● Written task
Write out the records word for word, with no pictures.

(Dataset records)
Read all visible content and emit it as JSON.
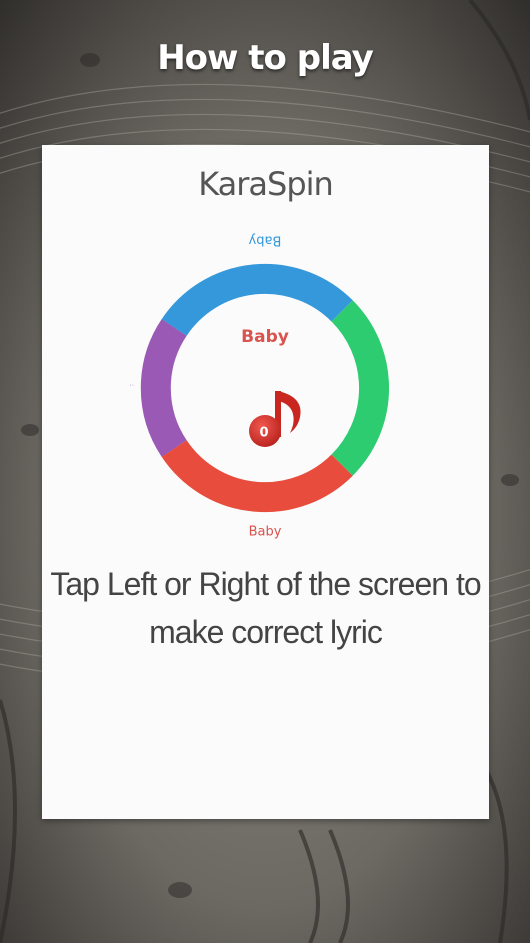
{
  "header": {
    "title": "How to play"
  },
  "card": {
    "title": "KaraSpin",
    "instruction": "Tap Left or Right of the screen to make correct lyric"
  },
  "wheel": {
    "top_label": "Baby",
    "center_label": "Baby",
    "bottom_label": "Baby",
    "score": "0",
    "colors": {
      "top": "#3498db",
      "right": "#2ecc71",
      "bottom": "#e74c3c",
      "left": "#9b59b6",
      "note": "#d6322b",
      "label": "#d9534f"
    }
  }
}
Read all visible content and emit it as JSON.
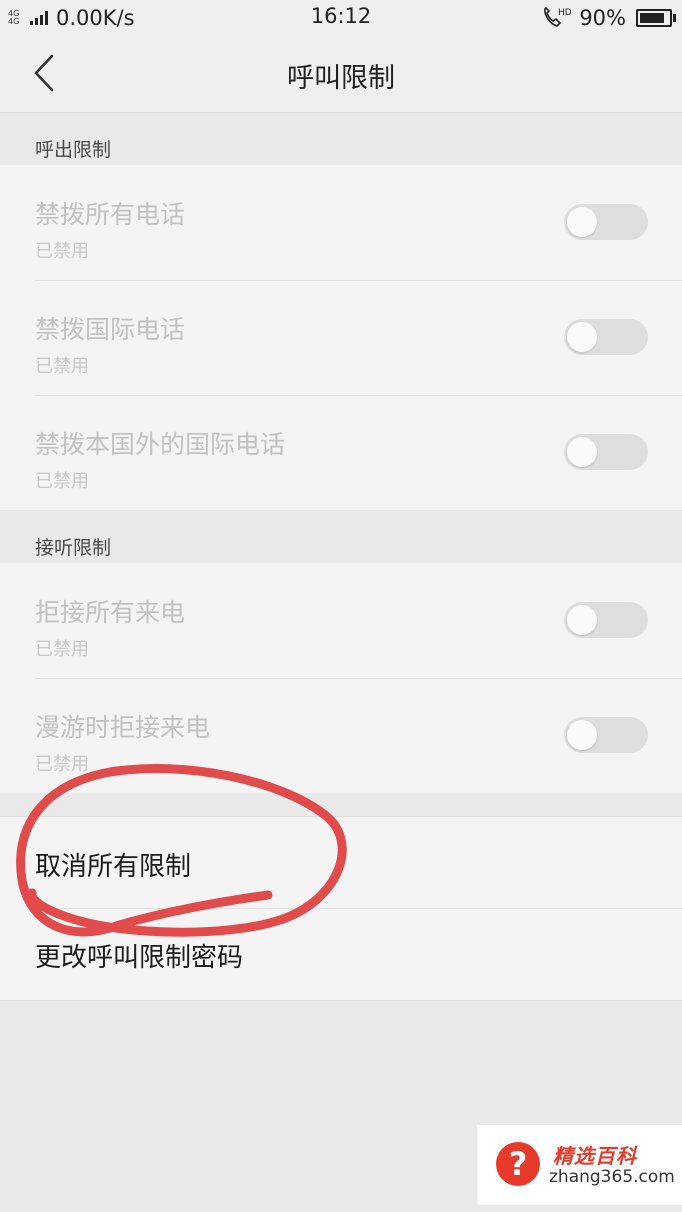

● Task result
Read all visible content and emit it as JSON.
{
  "header": {
    "title": "How to play"
  },
  "card": {
    "title": "KaraSpin",
    "instruction": "Tap Left or Right of the screen to make correct lyric"
  },
  "wheel": {
    "top_label": "Baby",
    "center_label": "Baby",
    "bottom_label": "Baby",
    "score": "0",
    "colors": {
      "top": "#3498db",
      "right": "#2ecc71",
      "bottom": "#e74c3c",
      "left": "#9b59b6",
      "note": "#d6322b",
      "label": "#d9534f"
    }
  }
}
Read all visible content and emit it as JSON.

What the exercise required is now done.